Return all lines from the listing below in which the string "JSON" occurs.

[START OF Source records]

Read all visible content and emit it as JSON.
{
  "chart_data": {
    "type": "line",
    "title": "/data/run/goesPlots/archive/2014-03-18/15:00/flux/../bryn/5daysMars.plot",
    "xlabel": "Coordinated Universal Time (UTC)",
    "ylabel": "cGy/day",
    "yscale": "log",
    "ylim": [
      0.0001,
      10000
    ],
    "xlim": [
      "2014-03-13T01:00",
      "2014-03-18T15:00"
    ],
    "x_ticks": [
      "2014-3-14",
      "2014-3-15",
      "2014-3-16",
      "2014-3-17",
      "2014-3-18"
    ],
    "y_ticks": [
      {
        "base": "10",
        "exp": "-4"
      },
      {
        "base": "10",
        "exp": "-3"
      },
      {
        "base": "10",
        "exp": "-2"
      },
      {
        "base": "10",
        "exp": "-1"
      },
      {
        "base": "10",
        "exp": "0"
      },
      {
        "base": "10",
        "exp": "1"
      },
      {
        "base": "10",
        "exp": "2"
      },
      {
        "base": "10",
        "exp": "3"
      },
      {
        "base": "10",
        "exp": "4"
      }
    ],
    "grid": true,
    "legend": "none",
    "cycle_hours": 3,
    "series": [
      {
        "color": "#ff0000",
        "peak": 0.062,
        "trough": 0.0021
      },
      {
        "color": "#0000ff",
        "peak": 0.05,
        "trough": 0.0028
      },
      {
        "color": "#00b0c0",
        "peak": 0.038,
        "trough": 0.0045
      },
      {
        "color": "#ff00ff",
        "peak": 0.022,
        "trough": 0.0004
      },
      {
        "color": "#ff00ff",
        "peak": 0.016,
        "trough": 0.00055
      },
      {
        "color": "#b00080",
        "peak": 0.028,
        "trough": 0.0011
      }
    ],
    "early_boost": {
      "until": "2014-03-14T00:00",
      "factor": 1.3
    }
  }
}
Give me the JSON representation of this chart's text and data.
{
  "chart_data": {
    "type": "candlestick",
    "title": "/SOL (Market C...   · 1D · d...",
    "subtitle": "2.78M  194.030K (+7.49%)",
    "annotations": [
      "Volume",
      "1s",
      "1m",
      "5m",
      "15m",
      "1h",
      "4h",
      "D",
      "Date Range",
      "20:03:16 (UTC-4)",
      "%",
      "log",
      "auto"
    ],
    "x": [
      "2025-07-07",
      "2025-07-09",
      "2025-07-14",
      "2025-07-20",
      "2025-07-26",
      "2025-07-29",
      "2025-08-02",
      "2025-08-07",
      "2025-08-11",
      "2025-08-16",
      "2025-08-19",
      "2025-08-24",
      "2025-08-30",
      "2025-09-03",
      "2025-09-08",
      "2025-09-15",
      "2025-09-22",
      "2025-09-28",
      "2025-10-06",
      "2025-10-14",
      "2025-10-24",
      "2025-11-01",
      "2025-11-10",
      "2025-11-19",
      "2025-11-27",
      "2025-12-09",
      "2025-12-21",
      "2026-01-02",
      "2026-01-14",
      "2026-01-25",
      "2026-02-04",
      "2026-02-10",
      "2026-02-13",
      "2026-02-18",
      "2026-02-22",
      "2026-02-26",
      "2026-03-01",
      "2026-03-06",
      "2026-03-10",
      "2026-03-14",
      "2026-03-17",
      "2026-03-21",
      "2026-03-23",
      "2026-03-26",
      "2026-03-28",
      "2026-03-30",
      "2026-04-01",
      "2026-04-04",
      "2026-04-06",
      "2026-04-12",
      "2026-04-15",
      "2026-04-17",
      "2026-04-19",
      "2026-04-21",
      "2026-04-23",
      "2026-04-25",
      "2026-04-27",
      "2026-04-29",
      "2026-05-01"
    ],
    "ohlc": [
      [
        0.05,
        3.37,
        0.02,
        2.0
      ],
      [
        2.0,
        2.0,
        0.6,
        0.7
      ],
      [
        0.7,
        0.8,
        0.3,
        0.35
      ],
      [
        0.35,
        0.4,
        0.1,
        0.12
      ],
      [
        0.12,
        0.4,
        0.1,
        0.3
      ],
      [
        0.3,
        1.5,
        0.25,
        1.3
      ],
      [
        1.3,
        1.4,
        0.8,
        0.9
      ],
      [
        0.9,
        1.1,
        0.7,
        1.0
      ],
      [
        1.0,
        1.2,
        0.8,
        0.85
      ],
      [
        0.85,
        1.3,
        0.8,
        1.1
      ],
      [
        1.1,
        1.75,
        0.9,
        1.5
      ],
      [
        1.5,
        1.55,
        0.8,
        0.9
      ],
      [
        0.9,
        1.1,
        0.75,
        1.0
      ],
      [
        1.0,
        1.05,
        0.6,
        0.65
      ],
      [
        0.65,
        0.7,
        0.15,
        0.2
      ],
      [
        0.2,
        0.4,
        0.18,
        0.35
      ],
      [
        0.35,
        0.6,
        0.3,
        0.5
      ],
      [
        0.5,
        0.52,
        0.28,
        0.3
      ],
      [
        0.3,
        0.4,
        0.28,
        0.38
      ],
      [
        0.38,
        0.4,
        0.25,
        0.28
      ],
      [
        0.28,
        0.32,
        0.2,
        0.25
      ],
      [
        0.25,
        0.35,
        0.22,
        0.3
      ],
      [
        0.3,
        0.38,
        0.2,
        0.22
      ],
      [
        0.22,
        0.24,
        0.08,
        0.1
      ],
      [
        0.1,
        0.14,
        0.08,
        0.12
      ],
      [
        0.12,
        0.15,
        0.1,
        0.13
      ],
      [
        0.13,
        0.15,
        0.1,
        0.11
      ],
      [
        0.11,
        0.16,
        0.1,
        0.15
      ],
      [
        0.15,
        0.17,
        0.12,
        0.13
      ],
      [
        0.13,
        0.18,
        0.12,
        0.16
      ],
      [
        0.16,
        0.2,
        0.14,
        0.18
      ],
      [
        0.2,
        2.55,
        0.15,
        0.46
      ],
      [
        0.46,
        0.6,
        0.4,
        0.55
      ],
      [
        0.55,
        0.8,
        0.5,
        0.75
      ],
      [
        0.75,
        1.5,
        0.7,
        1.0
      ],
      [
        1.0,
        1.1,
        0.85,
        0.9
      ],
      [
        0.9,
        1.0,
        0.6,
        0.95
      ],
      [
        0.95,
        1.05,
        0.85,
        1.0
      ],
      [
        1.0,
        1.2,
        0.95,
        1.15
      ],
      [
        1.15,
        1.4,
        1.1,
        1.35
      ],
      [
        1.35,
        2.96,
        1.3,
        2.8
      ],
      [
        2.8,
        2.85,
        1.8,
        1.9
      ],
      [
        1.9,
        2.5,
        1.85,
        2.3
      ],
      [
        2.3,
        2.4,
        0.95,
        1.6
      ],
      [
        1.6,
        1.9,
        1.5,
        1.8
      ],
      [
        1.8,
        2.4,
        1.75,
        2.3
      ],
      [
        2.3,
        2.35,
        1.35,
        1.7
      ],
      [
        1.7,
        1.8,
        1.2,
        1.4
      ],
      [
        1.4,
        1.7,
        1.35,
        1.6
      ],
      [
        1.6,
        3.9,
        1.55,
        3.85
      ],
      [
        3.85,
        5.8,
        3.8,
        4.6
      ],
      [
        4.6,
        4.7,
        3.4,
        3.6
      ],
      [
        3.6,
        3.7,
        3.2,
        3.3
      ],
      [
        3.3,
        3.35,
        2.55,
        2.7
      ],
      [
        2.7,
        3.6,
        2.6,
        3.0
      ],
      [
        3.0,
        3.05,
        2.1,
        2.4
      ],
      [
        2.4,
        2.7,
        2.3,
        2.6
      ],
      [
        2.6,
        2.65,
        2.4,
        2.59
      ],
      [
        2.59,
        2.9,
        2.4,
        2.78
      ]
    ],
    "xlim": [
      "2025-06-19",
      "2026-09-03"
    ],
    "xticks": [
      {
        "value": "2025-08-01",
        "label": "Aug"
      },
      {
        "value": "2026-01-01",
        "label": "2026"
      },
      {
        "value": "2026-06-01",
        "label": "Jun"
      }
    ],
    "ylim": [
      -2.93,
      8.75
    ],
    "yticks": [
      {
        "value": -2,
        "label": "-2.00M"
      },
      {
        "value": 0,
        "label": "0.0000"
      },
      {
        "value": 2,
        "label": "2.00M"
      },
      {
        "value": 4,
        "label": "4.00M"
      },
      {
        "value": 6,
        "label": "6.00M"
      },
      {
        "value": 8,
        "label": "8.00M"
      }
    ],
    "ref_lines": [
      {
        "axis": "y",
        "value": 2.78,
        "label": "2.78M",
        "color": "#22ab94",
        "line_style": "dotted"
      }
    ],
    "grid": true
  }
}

[END OF Source records]

Answer to the problem =>
Read all visible content and emit it as JSON.
Give me the JSON representation of this chart's text and data.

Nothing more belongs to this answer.